== EXERCISE ==
State how many lines in the listing below include the word "variety". Give nothing but the number.

== EXERCISE INPUTS ==
-=-=-=-=-
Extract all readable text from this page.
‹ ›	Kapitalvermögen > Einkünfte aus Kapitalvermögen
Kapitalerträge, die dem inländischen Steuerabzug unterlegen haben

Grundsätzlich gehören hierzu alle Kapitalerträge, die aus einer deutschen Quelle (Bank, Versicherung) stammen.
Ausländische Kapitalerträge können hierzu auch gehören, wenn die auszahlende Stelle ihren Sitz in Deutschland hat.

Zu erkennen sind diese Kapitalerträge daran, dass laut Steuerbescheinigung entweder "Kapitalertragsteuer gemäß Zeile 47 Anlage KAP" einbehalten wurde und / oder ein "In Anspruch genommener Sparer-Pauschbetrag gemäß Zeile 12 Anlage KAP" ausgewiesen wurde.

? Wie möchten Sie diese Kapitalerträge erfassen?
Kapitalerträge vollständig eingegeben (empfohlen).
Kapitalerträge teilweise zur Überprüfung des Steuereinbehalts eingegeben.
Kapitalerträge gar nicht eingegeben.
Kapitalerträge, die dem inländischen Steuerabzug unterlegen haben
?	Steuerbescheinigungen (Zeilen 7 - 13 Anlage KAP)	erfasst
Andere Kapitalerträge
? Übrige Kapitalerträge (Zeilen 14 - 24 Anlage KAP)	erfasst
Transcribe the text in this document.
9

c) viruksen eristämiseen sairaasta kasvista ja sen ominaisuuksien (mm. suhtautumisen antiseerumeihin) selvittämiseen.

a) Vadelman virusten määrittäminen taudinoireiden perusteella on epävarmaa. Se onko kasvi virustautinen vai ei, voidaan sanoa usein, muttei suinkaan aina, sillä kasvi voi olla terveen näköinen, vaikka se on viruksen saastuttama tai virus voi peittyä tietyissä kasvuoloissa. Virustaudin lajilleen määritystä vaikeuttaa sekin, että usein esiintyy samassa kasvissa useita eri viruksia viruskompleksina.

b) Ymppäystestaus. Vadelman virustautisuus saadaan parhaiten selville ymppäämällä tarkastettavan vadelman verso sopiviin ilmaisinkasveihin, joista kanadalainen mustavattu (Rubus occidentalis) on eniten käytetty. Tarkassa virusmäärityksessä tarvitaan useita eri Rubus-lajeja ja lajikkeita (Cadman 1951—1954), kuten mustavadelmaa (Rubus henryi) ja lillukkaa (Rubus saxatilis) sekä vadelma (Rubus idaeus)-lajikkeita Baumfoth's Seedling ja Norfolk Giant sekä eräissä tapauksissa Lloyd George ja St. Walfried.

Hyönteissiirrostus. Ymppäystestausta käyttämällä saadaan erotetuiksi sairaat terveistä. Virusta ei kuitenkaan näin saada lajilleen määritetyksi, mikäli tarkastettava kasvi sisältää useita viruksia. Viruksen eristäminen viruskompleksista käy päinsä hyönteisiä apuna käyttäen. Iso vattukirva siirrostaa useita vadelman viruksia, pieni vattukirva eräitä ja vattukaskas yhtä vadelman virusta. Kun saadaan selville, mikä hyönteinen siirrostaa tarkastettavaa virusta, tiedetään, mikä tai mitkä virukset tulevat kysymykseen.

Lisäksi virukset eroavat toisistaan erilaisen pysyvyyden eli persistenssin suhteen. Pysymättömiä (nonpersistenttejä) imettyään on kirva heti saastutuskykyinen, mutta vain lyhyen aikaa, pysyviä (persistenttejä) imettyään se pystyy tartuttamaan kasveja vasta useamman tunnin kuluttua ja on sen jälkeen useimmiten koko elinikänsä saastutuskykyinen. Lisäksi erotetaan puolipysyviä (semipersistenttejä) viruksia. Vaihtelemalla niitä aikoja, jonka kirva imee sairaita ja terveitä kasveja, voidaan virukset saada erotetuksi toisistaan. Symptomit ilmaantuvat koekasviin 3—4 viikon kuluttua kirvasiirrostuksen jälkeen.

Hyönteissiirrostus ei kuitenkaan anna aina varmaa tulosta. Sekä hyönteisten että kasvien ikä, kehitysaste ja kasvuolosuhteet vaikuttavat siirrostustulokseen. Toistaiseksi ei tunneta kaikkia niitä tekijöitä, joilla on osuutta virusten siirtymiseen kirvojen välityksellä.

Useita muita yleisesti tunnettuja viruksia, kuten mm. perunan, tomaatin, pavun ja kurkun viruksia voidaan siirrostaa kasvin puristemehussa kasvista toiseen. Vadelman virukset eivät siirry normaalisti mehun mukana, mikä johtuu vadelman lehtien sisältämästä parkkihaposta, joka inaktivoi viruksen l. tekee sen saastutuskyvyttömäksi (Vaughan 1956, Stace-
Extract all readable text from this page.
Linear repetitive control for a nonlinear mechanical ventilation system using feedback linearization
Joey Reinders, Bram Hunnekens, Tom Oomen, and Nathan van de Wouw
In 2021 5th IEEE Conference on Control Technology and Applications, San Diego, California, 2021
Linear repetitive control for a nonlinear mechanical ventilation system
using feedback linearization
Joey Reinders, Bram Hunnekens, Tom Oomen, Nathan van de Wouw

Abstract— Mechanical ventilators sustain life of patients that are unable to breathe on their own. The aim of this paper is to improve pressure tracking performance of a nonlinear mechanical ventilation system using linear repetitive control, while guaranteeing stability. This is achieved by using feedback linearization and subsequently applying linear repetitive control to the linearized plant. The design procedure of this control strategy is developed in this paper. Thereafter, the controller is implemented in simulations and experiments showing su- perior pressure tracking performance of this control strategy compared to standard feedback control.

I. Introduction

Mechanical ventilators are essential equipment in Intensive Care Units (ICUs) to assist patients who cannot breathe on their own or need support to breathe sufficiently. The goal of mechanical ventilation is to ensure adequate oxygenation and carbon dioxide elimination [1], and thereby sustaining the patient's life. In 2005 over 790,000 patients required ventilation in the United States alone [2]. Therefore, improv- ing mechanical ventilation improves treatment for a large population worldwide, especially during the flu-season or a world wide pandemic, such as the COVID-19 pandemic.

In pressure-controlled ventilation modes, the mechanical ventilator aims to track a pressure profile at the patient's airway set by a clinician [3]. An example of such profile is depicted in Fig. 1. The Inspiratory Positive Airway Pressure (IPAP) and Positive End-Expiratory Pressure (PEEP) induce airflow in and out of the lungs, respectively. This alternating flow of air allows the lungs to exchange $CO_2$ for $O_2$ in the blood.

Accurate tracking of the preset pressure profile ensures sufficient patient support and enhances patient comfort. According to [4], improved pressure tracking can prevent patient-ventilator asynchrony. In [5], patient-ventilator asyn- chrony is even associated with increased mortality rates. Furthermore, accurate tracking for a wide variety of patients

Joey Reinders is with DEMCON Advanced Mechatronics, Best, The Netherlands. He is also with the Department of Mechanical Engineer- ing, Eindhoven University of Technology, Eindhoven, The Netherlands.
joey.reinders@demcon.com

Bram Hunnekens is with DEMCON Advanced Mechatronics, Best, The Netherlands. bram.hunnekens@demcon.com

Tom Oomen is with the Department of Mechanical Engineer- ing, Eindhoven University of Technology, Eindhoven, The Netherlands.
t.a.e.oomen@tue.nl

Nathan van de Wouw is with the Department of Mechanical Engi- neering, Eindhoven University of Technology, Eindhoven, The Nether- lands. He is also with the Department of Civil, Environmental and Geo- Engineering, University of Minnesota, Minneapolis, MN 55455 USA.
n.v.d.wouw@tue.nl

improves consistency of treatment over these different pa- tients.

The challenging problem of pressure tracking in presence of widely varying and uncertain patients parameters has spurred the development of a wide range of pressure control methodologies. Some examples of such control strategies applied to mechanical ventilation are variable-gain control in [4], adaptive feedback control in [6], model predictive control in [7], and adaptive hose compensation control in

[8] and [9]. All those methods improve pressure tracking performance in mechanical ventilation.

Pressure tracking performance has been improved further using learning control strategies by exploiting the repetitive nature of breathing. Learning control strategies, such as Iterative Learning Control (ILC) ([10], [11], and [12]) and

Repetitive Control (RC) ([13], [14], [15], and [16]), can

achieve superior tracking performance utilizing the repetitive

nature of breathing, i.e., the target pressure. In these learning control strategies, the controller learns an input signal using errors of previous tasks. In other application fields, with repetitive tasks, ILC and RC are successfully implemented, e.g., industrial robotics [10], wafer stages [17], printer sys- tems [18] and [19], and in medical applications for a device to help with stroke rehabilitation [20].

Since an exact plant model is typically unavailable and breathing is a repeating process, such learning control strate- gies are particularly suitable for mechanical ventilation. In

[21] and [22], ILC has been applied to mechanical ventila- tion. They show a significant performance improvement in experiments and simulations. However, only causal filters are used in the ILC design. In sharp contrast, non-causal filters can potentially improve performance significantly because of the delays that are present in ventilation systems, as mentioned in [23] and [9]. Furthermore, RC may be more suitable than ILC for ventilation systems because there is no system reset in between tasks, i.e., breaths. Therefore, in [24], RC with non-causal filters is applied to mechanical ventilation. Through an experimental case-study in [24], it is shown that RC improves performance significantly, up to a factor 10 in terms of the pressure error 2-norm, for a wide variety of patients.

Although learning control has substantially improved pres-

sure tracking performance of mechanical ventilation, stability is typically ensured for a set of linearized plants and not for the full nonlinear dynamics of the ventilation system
-=-=-=-=-
== RESULT OF THIS EXERCISE ==
2